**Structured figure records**
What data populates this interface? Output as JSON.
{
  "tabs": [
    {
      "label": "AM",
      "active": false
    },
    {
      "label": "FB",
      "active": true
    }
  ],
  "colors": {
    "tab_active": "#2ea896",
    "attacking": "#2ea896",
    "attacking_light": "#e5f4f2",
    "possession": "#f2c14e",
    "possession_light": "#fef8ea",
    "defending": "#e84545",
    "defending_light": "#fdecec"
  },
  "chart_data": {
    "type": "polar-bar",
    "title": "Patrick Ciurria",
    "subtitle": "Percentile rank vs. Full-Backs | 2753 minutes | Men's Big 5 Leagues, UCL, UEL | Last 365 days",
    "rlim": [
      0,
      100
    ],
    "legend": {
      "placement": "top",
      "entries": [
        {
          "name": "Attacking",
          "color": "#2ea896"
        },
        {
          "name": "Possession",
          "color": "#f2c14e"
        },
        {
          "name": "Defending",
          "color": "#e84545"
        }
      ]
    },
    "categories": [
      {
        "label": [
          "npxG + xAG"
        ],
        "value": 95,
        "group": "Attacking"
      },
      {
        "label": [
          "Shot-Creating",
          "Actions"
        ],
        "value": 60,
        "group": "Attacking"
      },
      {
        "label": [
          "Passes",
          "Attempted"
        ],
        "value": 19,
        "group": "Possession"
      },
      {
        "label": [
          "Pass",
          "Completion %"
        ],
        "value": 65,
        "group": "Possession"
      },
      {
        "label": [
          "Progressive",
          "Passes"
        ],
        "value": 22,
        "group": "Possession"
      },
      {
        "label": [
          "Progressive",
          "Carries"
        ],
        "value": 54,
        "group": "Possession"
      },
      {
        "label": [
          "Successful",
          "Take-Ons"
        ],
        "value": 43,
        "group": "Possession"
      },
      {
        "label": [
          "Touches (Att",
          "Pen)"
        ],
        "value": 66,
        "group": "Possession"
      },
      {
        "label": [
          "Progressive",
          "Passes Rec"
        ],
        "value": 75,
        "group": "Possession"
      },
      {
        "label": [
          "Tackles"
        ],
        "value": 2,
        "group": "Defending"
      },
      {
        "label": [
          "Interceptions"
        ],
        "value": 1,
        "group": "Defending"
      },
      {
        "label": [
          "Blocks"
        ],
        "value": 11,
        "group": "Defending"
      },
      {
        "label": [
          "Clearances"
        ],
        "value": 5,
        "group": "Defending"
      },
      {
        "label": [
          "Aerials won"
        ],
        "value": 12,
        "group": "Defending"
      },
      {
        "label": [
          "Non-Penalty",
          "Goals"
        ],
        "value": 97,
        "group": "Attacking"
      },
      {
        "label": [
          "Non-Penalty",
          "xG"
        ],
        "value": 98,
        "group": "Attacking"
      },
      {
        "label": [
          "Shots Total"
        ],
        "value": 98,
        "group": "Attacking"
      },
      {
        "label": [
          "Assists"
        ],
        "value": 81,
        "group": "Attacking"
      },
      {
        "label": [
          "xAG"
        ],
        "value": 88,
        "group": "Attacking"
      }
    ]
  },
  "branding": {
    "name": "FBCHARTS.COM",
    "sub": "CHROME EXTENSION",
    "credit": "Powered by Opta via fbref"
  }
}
==
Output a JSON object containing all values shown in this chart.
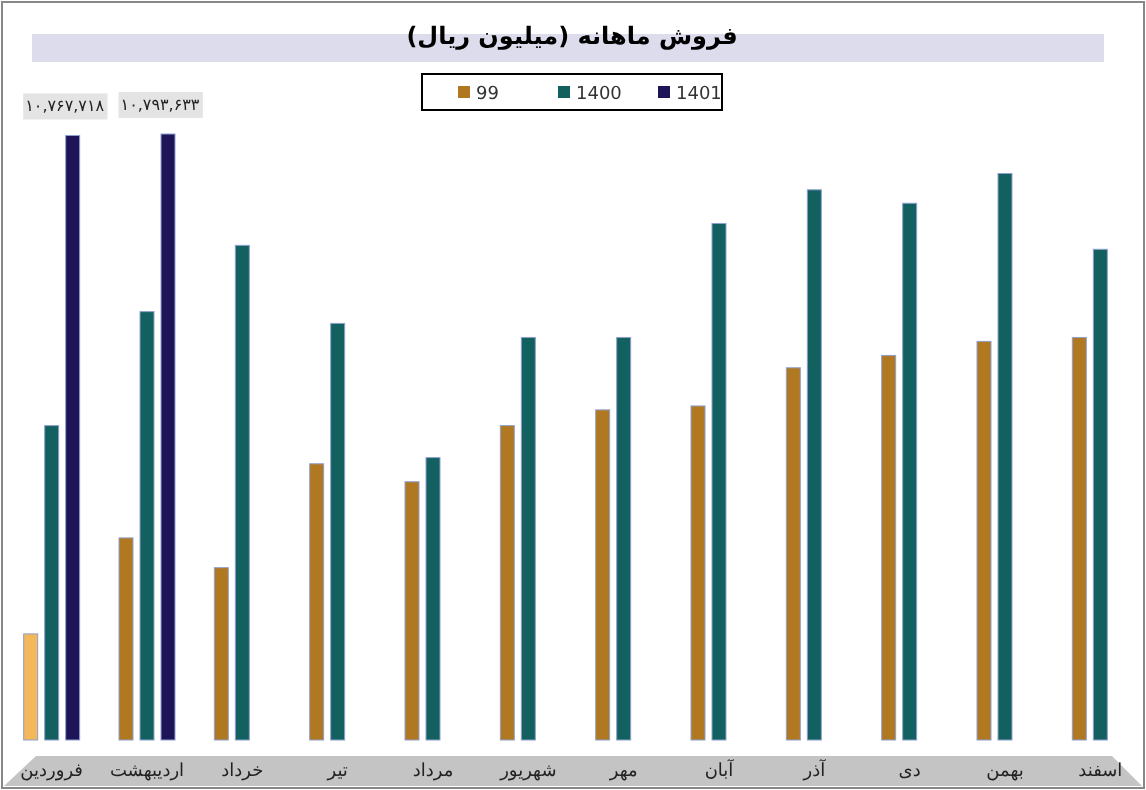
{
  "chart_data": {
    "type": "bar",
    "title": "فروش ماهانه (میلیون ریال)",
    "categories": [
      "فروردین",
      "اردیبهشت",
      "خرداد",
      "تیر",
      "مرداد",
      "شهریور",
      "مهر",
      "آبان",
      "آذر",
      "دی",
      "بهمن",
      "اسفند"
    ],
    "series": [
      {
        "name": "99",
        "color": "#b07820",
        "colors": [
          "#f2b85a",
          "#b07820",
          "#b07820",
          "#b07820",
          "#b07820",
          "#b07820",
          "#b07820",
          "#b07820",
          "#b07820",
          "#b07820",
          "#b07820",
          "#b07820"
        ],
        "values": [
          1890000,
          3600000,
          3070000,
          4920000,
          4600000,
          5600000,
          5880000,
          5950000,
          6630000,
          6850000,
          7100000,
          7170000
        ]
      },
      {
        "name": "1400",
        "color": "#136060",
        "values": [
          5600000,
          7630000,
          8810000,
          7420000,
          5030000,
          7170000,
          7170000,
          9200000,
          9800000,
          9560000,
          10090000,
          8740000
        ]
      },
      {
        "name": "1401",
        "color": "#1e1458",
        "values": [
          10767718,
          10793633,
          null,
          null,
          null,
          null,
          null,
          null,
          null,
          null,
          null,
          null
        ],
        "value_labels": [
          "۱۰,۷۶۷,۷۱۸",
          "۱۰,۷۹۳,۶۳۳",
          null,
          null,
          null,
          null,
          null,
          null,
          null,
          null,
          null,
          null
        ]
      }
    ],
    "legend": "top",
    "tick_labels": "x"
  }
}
...
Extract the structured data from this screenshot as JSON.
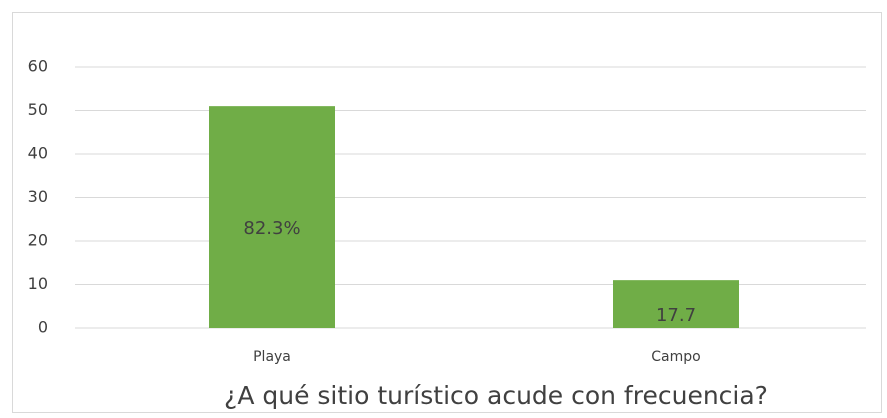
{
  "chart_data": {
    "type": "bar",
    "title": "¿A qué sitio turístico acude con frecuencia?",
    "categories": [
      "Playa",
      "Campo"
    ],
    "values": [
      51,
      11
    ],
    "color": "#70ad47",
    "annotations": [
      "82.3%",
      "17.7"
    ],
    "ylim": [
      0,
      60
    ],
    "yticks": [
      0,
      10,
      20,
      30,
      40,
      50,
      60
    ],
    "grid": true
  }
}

**Instructions to follow**
Go through the material and copy out every line with "name" in it.

**Response to the exercise**
          "name": "Attacking",
          "name": "Possession",
          "name": "Defending",
    "name": "FBCHARTS.COM",
        "name": "99",
        "name": "1400",
        "name": "1401",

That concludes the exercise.